- Input for this task:
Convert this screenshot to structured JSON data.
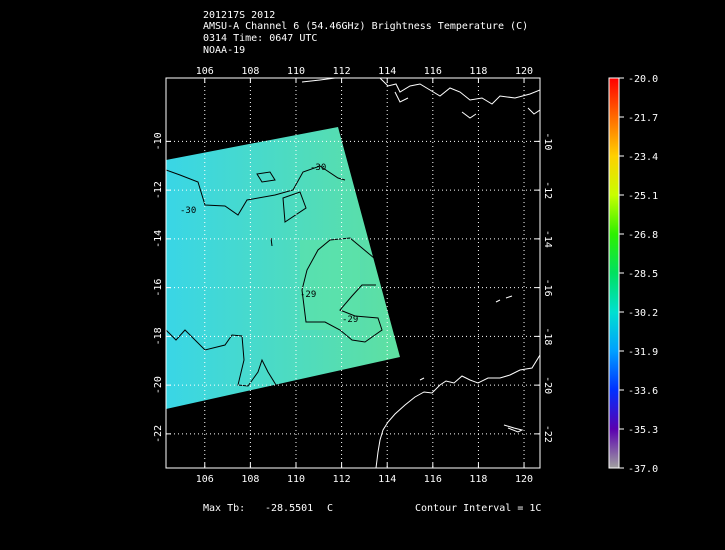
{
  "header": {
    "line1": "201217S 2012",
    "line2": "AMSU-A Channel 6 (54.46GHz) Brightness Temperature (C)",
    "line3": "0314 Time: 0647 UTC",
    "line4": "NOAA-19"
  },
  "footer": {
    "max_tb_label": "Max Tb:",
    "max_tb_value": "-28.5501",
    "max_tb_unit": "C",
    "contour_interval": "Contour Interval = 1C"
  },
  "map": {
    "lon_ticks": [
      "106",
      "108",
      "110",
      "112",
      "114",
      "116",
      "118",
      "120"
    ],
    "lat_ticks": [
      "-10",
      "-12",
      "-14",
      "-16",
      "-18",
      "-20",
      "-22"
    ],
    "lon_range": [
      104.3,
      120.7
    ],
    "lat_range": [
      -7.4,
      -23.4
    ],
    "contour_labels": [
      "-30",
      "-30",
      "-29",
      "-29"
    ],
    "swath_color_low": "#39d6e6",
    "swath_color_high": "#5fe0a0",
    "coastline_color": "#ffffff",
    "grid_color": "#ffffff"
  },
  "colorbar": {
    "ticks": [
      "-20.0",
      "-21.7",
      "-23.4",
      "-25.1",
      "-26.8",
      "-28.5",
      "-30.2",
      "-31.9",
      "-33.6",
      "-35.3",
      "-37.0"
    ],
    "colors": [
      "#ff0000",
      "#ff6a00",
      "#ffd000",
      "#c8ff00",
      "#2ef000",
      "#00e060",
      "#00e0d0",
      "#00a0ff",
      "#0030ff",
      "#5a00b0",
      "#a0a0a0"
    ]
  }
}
==
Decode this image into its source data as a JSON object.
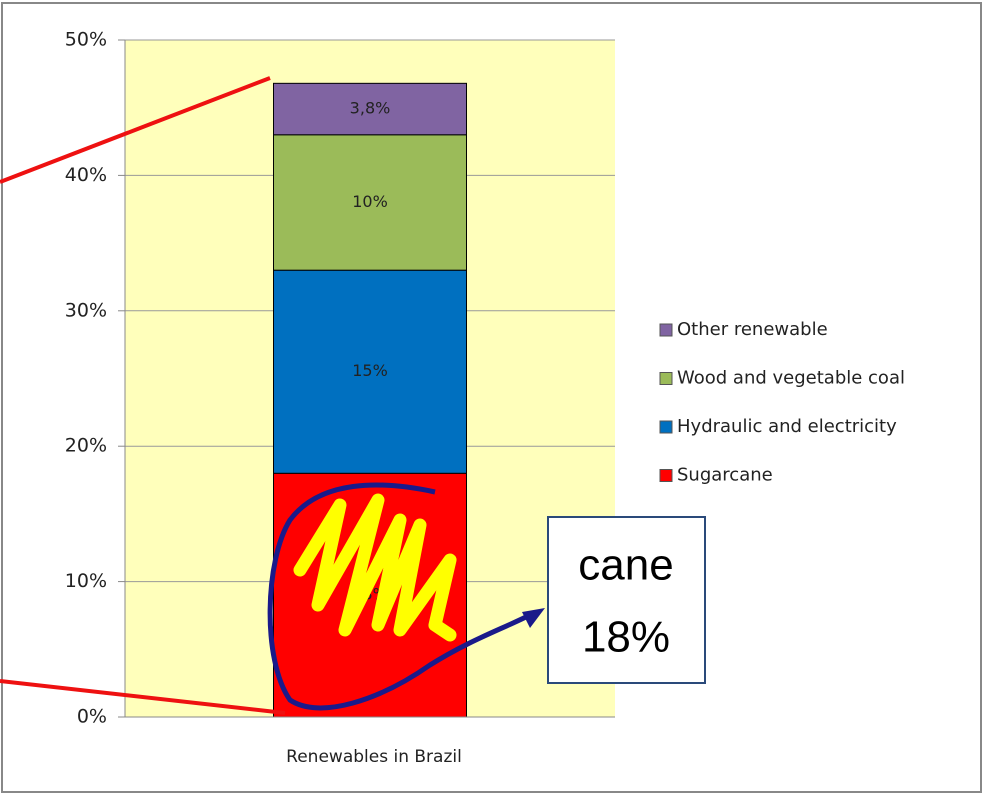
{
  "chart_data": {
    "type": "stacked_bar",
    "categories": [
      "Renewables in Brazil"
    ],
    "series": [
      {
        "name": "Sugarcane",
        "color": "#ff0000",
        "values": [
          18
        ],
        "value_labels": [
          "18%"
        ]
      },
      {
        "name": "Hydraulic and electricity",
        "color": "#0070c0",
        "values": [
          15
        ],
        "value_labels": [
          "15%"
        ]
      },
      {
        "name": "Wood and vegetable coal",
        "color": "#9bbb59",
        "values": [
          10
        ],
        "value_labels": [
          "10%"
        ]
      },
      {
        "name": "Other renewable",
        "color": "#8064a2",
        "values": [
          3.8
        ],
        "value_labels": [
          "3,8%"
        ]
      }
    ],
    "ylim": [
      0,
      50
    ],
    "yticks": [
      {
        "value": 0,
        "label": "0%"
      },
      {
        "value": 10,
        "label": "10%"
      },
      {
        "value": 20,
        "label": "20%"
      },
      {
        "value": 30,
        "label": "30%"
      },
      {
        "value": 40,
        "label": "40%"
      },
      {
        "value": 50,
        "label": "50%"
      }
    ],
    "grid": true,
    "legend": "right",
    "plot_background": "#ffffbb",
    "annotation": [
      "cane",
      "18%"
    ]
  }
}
* * *
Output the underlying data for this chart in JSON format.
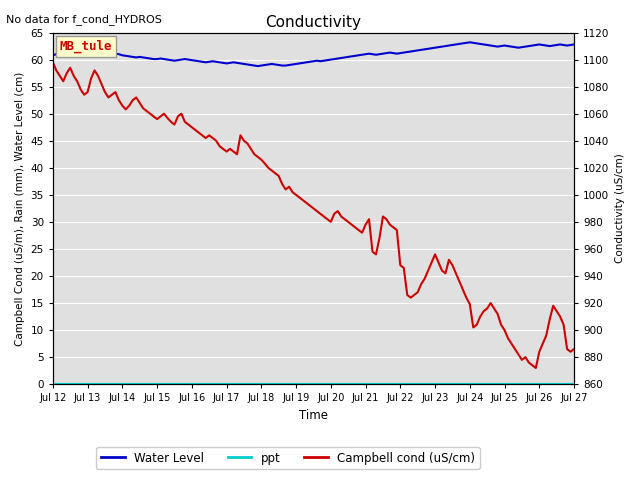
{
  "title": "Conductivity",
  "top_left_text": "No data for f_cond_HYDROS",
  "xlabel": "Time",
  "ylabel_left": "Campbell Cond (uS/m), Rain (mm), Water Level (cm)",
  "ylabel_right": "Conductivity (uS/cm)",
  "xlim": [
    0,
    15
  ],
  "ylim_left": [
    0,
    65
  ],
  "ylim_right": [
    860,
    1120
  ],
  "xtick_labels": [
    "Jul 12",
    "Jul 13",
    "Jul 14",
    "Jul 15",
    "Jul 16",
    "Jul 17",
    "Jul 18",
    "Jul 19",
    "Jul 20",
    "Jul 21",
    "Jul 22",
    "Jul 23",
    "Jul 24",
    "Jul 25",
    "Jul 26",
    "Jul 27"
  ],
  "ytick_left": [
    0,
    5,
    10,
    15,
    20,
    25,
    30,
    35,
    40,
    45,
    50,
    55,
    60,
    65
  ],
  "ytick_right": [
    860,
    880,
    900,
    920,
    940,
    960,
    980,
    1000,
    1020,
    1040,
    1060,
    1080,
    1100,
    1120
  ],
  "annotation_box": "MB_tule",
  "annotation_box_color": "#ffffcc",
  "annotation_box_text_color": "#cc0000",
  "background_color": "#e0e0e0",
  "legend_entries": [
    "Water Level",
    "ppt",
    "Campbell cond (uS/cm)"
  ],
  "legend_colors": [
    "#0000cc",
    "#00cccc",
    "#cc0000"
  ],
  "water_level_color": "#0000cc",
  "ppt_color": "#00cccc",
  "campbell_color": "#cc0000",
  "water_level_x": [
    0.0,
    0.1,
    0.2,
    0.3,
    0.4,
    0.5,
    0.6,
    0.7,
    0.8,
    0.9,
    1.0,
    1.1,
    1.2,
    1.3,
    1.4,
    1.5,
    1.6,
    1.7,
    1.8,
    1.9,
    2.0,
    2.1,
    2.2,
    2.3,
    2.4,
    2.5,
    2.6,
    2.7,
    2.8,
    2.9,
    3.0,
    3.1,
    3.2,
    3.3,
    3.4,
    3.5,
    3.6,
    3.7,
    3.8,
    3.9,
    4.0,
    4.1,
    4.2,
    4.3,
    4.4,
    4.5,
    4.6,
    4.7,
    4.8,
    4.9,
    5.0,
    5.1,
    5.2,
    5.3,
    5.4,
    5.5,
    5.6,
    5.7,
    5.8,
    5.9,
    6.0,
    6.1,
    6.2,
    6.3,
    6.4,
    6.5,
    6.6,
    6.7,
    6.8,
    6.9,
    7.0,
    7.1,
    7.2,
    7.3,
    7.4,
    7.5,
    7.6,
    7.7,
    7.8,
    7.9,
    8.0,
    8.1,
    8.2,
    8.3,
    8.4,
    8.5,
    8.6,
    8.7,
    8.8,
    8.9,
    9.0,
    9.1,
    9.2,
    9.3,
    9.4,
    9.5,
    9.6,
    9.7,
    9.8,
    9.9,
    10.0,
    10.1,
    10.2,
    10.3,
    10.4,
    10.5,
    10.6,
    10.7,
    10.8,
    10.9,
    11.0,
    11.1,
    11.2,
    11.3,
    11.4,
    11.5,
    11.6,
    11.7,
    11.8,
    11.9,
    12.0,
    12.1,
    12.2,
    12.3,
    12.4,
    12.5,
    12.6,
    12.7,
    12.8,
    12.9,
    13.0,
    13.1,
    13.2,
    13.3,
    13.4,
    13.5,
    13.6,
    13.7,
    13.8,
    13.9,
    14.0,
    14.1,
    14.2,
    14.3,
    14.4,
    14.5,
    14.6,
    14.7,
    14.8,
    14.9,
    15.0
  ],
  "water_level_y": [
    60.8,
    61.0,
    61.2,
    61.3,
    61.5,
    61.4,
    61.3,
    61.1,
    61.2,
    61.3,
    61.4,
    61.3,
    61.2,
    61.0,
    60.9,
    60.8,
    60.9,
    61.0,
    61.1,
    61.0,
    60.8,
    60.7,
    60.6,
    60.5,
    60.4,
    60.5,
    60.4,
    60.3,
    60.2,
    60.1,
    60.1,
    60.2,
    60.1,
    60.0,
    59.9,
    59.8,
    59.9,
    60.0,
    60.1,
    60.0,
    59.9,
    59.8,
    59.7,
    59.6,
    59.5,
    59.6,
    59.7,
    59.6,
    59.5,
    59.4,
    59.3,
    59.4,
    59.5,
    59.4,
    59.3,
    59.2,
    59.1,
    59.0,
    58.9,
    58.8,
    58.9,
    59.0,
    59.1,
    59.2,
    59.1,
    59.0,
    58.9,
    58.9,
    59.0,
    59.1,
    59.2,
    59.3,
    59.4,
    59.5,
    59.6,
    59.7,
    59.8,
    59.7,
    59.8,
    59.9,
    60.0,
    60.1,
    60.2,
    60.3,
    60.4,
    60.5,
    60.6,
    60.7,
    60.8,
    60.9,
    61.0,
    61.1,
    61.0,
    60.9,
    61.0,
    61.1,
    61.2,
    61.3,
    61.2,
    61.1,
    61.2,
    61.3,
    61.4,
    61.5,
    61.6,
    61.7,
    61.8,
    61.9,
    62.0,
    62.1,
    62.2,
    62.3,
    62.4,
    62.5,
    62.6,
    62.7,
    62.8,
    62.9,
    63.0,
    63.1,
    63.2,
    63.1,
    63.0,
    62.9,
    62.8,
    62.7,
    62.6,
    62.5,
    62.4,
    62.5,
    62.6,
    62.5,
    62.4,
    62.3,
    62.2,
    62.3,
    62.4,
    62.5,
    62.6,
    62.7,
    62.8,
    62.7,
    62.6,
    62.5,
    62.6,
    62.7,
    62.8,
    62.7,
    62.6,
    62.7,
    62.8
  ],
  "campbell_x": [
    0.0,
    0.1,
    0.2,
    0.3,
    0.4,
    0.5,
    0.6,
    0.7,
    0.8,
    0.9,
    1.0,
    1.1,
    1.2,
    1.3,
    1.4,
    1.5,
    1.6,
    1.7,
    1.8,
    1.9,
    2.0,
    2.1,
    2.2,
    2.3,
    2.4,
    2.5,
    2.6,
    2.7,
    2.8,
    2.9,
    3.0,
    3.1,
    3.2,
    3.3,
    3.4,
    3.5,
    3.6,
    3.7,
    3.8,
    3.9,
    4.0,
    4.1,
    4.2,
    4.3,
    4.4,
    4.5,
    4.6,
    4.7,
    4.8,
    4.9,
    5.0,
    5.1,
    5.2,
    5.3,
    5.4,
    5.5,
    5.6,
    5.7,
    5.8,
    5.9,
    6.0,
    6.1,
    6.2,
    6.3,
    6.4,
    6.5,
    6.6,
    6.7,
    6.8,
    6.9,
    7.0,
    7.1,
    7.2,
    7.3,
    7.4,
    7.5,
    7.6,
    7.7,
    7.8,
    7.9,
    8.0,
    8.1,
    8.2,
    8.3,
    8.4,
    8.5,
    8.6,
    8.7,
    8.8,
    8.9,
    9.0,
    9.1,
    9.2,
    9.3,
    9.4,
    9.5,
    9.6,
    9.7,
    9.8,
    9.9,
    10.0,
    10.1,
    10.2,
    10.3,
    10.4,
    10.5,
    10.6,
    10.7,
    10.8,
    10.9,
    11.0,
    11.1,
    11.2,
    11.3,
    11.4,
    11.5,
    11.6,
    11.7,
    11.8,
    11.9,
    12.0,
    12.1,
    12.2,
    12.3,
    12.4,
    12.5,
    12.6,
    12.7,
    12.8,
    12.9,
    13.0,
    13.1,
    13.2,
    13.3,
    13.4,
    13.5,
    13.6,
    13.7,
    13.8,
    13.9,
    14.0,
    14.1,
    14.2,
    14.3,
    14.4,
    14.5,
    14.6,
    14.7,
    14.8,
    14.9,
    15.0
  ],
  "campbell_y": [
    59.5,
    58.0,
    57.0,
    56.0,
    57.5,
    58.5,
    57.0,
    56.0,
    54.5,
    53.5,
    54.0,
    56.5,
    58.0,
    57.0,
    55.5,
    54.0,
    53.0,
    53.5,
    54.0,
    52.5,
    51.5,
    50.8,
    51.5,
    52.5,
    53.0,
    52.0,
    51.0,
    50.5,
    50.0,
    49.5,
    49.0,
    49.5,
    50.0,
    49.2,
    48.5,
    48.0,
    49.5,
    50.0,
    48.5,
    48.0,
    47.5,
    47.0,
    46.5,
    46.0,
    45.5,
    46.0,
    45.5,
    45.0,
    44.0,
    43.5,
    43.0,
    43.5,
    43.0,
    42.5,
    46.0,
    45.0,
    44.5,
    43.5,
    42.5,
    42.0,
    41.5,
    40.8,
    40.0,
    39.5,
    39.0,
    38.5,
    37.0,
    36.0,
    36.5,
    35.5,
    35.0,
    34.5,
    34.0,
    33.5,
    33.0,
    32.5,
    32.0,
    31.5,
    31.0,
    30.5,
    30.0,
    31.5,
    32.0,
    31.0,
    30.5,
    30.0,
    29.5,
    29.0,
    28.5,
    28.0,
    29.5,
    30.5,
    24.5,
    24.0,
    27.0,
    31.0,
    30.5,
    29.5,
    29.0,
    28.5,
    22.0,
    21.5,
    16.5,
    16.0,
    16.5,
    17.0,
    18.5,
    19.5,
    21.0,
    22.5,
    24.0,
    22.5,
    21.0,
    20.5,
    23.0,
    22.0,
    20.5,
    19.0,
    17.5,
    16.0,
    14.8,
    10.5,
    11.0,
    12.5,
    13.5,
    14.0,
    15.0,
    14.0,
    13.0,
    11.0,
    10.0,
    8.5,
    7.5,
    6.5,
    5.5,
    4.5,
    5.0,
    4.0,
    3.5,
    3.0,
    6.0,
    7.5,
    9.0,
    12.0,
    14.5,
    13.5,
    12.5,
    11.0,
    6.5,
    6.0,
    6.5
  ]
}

- What is expected: Using the listing above, return all lines where the word "name" occurs.

- Response to this task:
        "name": "Sugarcane",
        "name": "Hydraulic and electricity",
        "name": "Wood and vegetable coal",
        "name": "Other renewable",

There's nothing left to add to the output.